[SUPPLIED DATA]
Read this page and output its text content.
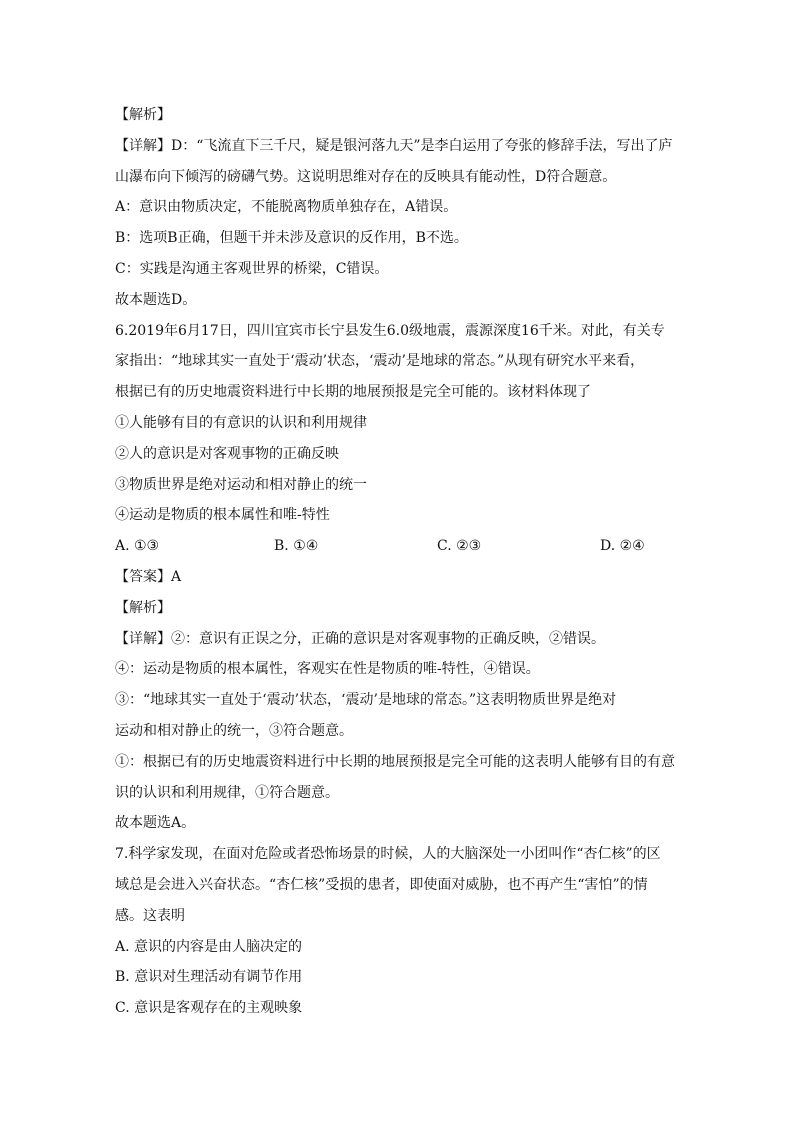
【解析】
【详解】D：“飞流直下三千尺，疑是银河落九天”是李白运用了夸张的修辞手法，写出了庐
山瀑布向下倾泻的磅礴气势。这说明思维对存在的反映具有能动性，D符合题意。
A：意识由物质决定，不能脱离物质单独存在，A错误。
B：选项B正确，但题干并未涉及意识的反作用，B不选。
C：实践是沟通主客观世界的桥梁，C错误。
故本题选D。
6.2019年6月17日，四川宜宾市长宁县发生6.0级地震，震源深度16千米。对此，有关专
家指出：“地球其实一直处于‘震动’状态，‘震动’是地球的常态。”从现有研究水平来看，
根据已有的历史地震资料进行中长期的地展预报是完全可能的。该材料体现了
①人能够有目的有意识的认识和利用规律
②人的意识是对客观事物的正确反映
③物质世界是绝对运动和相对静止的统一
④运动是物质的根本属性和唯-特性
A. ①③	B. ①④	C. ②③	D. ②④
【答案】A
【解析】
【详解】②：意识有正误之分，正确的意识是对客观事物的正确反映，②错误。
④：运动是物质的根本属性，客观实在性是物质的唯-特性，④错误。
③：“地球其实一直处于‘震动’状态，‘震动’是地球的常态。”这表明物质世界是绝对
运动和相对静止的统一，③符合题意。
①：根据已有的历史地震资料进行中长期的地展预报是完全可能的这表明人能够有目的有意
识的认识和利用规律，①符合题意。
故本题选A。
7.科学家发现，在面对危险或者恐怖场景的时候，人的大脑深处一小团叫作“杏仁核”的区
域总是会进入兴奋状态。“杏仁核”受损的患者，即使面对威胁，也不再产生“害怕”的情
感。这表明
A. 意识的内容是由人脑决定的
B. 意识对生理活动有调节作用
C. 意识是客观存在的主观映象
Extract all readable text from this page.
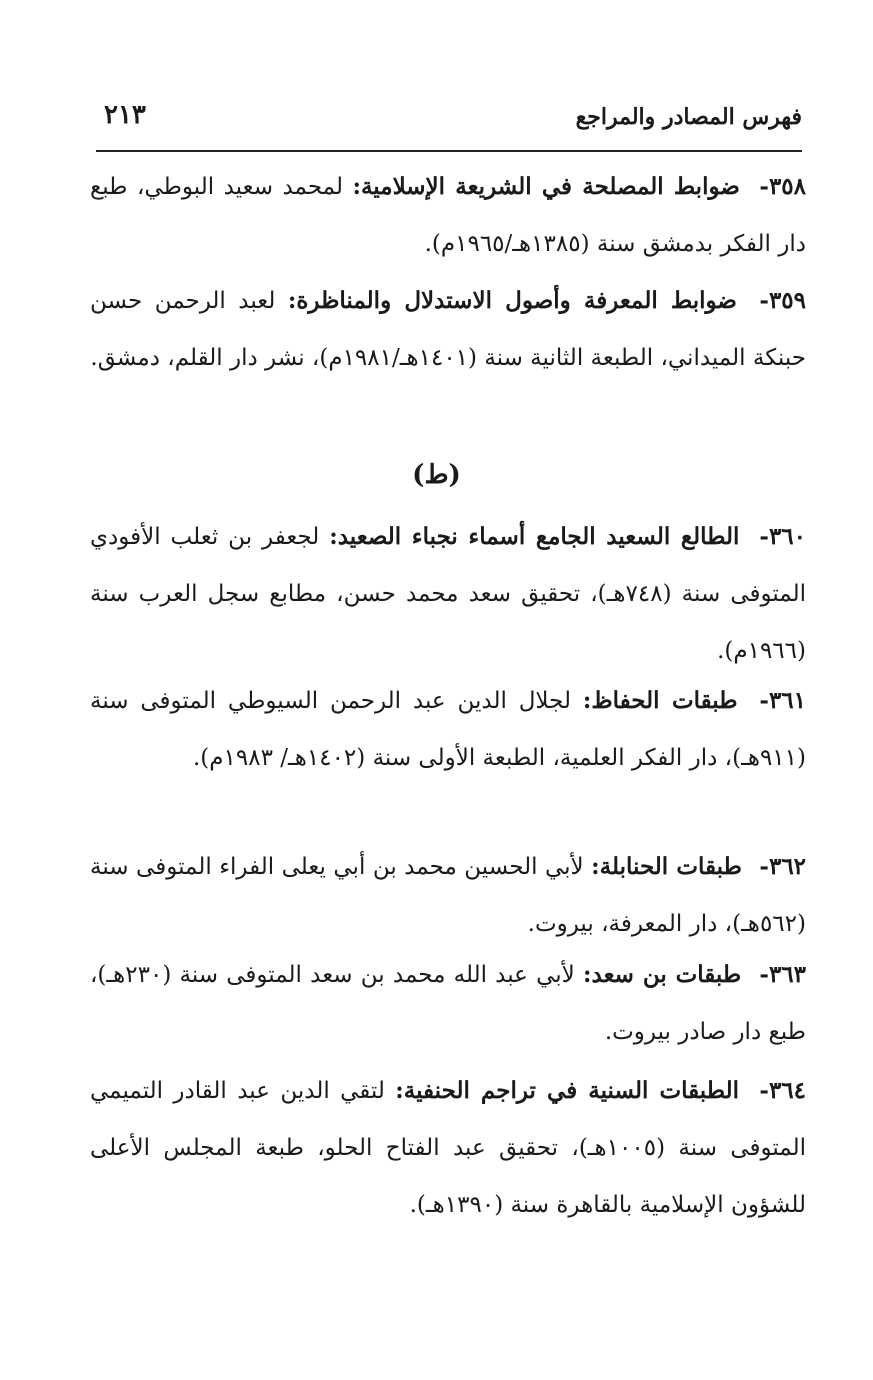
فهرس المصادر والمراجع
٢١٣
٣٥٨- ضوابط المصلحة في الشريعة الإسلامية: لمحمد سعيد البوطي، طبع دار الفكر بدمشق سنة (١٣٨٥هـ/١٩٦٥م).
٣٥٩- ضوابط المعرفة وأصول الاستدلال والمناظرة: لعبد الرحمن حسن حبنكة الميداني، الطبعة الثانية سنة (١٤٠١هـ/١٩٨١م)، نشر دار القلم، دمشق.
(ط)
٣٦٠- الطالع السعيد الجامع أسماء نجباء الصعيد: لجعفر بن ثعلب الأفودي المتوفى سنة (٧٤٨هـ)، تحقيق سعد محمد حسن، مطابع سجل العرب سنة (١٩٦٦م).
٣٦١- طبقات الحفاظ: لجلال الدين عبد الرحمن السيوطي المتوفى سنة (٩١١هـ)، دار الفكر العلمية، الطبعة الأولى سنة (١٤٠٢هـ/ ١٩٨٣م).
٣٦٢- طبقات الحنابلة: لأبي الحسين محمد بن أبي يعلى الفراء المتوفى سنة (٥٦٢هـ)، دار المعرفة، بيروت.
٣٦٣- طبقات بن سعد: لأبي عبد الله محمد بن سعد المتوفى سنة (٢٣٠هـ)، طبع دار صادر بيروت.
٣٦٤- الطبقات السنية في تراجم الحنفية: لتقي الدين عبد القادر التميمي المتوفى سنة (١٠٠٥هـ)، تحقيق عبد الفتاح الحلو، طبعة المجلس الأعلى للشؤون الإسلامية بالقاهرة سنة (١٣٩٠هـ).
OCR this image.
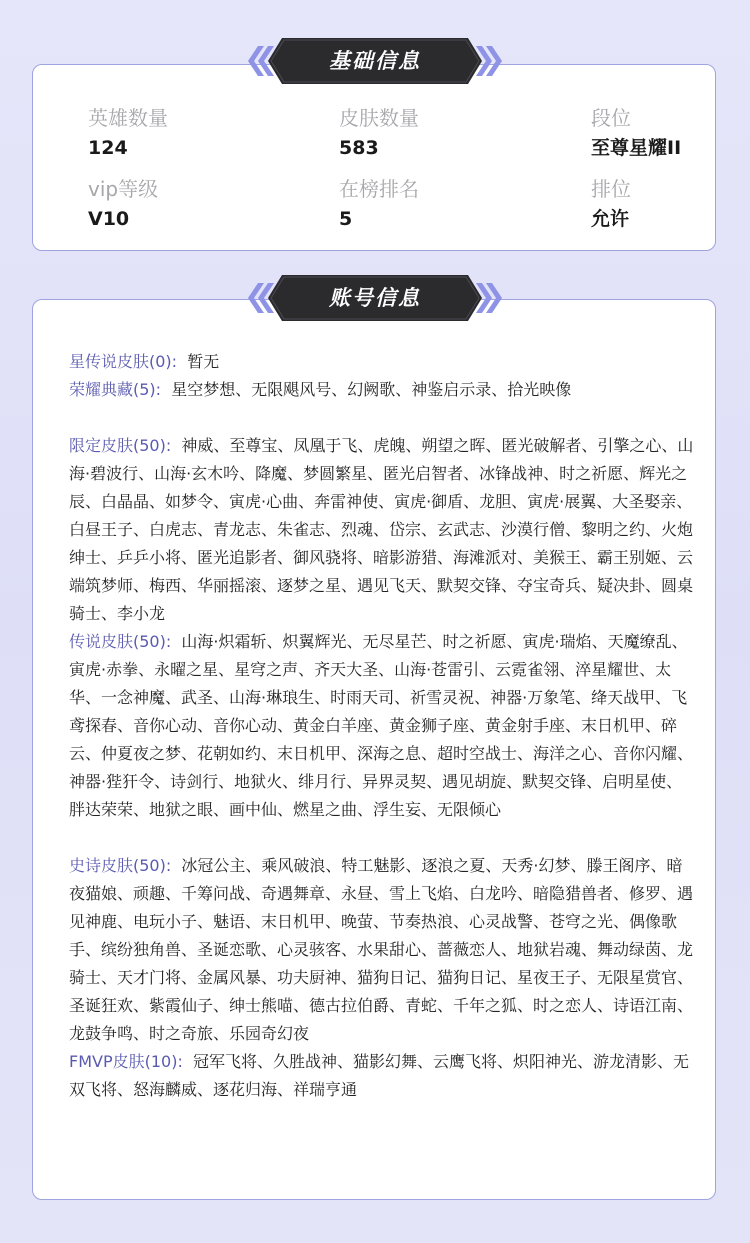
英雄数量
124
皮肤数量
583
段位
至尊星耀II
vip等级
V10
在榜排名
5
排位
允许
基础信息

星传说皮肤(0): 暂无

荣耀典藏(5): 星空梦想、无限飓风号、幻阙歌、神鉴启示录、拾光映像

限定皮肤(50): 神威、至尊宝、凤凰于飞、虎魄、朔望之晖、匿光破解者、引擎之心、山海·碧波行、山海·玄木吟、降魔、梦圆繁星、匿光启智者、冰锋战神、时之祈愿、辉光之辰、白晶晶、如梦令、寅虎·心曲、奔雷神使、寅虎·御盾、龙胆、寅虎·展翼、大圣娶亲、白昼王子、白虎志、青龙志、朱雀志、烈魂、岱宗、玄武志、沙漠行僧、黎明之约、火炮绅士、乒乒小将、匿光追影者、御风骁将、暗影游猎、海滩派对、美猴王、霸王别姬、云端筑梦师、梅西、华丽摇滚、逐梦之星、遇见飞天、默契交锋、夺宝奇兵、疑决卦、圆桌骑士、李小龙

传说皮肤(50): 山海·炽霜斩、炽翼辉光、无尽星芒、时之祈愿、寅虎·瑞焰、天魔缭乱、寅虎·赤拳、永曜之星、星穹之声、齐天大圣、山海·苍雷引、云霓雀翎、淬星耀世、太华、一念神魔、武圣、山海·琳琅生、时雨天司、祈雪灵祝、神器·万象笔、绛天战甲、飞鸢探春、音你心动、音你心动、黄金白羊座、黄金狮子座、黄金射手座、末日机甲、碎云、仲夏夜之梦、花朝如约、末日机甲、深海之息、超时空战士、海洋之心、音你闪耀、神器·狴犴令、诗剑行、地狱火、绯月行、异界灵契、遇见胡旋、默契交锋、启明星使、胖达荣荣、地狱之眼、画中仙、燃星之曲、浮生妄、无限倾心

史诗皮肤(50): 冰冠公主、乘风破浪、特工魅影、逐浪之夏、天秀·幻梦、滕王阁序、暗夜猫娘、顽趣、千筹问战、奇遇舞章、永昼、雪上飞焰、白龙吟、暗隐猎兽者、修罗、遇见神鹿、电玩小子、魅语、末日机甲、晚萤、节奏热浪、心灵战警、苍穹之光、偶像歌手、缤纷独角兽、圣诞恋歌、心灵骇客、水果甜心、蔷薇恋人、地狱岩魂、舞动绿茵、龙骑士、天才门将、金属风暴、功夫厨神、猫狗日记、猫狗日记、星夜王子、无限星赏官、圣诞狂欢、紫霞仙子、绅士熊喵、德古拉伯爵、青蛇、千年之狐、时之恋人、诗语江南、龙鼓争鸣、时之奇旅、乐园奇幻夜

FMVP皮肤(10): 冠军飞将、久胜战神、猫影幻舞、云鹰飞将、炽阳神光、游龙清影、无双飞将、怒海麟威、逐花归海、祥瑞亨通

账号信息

[WHAT IS BEING ASKED] Set down nothing but the lines from the one containing "OCR this image." to the final line above, both included, with every picture left out.

[WRITTEN REPLY]
OCR this image.
英雄数量
124
皮肤数量
583
段位
至尊星耀II
vip等级
V10
在榜排名
5
排位
允许
基础信息

星传说皮肤(0): 暂无

荣耀典藏(5): 星空梦想、无限飓风号、幻阙歌、神鉴启示录、拾光映像

限定皮肤(50): 神威、至尊宝、凤凰于飞、虎魄、朔望之晖、匿光破解者、引擎之心、山海·碧波行、山海·玄木吟、降魔、梦圆繁星、匿光启智者、冰锋战神、时之祈愿、辉光之辰、白晶晶、如梦令、寅虎·心曲、奔雷神使、寅虎·御盾、龙胆、寅虎·展翼、大圣娶亲、白昼王子、白虎志、青龙志、朱雀志、烈魂、岱宗、玄武志、沙漠行僧、黎明之约、火炮绅士、乒乒小将、匿光追影者、御风骁将、暗影游猎、海滩派对、美猴王、霸王别姬、云端筑梦师、梅西、华丽摇滚、逐梦之星、遇见飞天、默契交锋、夺宝奇兵、疑决卦、圆桌骑士、李小龙

传说皮肤(50): 山海·炽霜斩、炽翼辉光、无尽星芒、时之祈愿、寅虎·瑞焰、天魔缭乱、寅虎·赤拳、永曜之星、星穹之声、齐天大圣、山海·苍雷引、云霓雀翎、淬星耀世、太华、一念神魔、武圣、山海·琳琅生、时雨天司、祈雪灵祝、神器·万象笔、绛天战甲、飞鸢探春、音你心动、音你心动、黄金白羊座、黄金狮子座、黄金射手座、末日机甲、碎云、仲夏夜之梦、花朝如约、末日机甲、深海之息、超时空战士、海洋之心、音你闪耀、神器·狴犴令、诗剑行、地狱火、绯月行、异界灵契、遇见胡旋、默契交锋、启明星使、胖达荣荣、地狱之眼、画中仙、燃星之曲、浮生妄、无限倾心

史诗皮肤(50): 冰冠公主、乘风破浪、特工魅影、逐浪之夏、天秀·幻梦、滕王阁序、暗夜猫娘、顽趣、千筹问战、奇遇舞章、永昼、雪上飞焰、白龙吟、暗隐猎兽者、修罗、遇见神鹿、电玩小子、魅语、末日机甲、晚萤、节奏热浪、心灵战警、苍穹之光、偶像歌手、缤纷独角兽、圣诞恋歌、心灵骇客、水果甜心、蔷薇恋人、地狱岩魂、舞动绿茵、龙骑士、天才门将、金属风暴、功夫厨神、猫狗日记、猫狗日记、星夜王子、无限星赏官、圣诞狂欢、紫霞仙子、绅士熊喵、德古拉伯爵、青蛇、千年之狐、时之恋人、诗语江南、龙鼓争鸣、时之奇旅、乐园奇幻夜

FMVP皮肤(10): 冠军飞将、久胜战神、猫影幻舞、云鹰飞将、炽阳神光、游龙清影、无双飞将、怒海麟威、逐花归海、祥瑞亨通

账号信息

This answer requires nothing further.